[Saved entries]
--- Start ---

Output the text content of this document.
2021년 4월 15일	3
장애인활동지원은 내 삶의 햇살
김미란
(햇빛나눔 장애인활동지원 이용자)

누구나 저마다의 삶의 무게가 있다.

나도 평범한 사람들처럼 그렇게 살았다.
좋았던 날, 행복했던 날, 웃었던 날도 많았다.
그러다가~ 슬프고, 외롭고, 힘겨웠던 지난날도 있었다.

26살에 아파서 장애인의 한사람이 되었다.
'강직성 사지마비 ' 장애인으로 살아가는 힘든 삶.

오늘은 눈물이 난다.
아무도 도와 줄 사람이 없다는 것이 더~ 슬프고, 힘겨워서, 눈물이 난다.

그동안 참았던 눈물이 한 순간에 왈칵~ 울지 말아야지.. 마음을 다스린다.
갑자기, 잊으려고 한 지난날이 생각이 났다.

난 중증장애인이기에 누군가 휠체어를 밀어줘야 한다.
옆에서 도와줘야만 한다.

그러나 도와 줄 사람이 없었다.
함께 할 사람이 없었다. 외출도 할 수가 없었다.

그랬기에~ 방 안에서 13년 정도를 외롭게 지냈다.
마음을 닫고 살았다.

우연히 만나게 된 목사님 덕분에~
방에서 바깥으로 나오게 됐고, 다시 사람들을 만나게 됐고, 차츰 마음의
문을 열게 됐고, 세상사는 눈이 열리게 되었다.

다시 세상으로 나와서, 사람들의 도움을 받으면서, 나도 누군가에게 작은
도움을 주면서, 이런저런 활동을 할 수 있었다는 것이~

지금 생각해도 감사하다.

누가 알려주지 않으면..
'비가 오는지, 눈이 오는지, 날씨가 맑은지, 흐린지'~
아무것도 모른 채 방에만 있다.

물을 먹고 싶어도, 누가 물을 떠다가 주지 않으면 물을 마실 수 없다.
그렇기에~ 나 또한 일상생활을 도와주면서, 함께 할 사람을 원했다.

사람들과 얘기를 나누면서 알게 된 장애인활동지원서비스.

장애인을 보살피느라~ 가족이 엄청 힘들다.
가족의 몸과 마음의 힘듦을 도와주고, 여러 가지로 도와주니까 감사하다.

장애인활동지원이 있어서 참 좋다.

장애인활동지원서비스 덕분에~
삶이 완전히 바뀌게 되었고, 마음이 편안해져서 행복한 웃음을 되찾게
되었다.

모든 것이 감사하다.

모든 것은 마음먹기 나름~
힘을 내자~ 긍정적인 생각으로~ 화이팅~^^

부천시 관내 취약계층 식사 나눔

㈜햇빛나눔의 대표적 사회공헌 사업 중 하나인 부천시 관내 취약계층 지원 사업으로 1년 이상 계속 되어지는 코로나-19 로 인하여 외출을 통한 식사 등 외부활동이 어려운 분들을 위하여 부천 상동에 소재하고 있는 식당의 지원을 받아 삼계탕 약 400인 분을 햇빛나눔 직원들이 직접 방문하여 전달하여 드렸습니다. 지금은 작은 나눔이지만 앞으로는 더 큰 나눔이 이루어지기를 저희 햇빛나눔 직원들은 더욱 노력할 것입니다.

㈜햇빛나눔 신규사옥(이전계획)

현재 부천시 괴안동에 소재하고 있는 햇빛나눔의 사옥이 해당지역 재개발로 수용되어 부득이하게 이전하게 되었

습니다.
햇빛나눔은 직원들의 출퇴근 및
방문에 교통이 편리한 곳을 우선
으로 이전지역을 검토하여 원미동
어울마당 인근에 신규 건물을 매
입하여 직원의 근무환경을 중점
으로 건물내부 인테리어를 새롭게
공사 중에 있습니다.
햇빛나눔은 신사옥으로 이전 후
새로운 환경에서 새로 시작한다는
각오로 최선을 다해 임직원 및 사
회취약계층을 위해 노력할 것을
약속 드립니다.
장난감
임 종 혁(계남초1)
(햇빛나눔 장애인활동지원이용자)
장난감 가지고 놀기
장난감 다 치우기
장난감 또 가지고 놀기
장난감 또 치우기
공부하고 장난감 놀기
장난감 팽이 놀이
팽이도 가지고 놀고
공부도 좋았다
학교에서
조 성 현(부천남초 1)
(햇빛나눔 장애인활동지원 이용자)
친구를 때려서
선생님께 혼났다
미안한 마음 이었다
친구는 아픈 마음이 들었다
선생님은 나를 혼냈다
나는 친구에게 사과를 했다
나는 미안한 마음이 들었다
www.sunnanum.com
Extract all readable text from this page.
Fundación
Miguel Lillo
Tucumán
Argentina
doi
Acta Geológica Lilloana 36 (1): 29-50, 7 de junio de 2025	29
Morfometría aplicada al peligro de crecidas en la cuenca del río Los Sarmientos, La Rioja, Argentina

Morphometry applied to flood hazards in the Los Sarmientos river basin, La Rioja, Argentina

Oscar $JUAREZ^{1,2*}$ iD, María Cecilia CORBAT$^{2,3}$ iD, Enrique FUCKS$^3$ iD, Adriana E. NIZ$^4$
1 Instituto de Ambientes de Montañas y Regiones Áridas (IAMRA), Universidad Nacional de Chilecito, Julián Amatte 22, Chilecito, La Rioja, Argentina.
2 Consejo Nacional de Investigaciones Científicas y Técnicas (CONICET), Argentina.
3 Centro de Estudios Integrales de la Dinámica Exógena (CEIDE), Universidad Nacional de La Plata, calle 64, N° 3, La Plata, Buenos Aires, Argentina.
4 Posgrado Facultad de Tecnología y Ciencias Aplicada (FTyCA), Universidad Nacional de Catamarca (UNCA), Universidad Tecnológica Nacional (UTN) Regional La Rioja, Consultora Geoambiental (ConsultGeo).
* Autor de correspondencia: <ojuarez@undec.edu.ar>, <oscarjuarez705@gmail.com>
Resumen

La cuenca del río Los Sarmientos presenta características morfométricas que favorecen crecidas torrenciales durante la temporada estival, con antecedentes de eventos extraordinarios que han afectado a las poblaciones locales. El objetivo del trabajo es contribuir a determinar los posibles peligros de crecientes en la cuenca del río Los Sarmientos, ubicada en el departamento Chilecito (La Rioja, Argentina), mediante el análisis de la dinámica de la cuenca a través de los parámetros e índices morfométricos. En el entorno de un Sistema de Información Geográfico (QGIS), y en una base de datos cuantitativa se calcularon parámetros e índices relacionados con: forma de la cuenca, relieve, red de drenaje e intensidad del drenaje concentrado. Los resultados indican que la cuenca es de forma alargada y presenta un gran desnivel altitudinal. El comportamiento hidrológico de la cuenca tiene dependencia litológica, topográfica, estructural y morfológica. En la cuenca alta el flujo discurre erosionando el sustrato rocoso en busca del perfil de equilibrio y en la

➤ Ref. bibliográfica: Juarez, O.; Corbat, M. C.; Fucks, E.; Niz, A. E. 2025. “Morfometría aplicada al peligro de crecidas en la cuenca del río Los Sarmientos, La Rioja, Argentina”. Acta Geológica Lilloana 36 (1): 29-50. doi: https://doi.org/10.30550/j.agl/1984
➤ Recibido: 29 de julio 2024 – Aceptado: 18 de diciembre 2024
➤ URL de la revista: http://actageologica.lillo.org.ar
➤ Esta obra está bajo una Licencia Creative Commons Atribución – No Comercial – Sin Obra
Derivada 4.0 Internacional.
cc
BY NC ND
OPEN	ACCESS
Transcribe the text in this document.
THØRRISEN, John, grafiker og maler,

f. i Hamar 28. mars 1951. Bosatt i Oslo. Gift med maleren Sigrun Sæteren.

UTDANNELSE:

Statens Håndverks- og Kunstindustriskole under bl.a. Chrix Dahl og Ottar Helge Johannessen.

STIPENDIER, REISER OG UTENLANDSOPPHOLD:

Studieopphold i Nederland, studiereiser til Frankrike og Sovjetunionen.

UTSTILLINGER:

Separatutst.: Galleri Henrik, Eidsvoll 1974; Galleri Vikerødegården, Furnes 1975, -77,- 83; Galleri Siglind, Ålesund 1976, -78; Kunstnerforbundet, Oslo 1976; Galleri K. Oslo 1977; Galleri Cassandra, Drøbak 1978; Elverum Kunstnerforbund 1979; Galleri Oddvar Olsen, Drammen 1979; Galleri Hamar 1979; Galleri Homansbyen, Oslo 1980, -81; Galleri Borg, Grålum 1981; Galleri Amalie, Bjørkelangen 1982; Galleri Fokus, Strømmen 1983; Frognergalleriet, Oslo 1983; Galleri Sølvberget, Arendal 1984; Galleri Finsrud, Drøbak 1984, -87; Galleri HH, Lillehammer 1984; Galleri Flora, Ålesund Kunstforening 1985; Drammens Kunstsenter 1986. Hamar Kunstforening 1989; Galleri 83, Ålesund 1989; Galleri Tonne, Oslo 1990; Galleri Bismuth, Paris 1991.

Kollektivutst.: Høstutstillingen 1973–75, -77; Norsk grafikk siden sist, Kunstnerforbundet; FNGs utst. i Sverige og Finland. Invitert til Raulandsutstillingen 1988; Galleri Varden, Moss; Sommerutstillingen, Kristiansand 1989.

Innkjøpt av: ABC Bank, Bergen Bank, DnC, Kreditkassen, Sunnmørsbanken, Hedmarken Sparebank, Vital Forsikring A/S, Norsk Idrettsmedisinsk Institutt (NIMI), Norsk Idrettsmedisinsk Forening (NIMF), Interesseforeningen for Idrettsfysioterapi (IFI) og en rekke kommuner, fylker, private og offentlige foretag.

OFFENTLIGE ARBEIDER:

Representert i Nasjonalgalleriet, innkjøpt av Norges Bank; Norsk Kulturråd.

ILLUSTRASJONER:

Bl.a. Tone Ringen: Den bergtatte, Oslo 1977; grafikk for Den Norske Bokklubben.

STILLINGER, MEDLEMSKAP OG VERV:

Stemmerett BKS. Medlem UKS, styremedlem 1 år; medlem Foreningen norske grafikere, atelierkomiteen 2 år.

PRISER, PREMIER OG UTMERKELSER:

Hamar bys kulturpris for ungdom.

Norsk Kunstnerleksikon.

--- End ---

Where a line holds "Bank", copy that line.

→ Task output
Innkjøpt av: ABC Bank, Bergen Bank, DnC, Kreditkassen, Sunnmørsbanken, Hedmarken Sparebank, Vital Forsikring A/S, Norsk Idrettsmedisinsk Institutt (NIMI), Norsk Idrettsmedisinsk Forening (NIMF), Interesseforeningen for Idrettsfysioterapi (IFI) og en rekke kommuner, fylker, private og offentlige foretag.
Representert i Nasjonalgalleriet, innkjøpt av Norges Bank; Norsk Kulturråd.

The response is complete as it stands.